SHORT TASK
Lift out each line of the data that holds "modifiche".

· · · · ·

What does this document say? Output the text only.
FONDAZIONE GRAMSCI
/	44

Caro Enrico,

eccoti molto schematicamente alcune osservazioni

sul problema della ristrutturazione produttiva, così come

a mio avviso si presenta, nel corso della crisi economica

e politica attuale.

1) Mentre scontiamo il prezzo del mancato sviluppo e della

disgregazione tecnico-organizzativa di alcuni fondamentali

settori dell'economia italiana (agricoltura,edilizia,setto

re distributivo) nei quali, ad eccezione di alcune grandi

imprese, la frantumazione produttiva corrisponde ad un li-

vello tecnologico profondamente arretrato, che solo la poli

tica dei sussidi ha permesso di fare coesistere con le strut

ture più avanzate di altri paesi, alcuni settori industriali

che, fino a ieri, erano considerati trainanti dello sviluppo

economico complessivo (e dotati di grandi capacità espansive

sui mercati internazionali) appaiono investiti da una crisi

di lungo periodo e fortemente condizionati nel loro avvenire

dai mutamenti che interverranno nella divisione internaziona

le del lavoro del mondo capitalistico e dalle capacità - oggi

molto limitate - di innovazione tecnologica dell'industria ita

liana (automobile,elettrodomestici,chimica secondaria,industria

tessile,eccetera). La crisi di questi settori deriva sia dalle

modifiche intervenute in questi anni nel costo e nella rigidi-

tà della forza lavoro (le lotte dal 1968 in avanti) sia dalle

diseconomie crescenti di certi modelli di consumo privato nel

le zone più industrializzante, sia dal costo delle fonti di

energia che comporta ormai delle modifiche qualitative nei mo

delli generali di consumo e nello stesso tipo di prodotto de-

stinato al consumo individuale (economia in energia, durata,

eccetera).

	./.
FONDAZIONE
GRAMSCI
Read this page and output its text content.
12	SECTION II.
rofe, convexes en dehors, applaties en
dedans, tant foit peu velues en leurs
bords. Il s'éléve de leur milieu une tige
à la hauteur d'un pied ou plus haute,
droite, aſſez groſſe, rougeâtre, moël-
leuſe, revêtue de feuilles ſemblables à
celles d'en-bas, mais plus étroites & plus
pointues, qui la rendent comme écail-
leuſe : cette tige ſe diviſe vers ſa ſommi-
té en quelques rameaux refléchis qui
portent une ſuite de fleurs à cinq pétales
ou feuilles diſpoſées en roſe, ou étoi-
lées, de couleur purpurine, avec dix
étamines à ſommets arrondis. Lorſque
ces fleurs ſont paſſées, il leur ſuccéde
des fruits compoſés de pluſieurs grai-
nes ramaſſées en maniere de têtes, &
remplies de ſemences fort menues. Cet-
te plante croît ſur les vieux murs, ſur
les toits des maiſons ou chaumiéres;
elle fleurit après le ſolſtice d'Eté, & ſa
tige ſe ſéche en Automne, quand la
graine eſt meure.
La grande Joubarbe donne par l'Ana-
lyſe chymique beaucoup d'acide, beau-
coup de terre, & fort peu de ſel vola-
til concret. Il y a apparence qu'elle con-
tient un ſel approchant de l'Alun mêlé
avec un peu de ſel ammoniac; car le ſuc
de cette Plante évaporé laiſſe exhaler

· · · · ·

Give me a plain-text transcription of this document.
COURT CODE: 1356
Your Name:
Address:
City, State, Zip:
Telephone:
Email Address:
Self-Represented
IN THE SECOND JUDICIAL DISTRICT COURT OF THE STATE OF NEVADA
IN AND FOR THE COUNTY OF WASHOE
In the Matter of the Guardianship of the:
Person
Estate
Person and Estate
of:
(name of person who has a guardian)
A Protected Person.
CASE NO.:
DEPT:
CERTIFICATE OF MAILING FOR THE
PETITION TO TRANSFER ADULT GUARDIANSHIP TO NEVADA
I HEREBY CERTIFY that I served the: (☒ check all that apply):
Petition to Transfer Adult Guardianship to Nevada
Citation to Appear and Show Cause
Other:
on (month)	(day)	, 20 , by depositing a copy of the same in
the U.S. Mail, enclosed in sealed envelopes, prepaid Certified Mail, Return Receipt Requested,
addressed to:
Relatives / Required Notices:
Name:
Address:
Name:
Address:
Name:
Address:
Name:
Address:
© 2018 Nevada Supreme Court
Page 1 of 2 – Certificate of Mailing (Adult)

· · · · ·

PROBLEM SOLUTION
modifiche intervenute in questi anni nel costo e nella rigidi-
energia che comporta ormai delle modifiche qualitative nei mo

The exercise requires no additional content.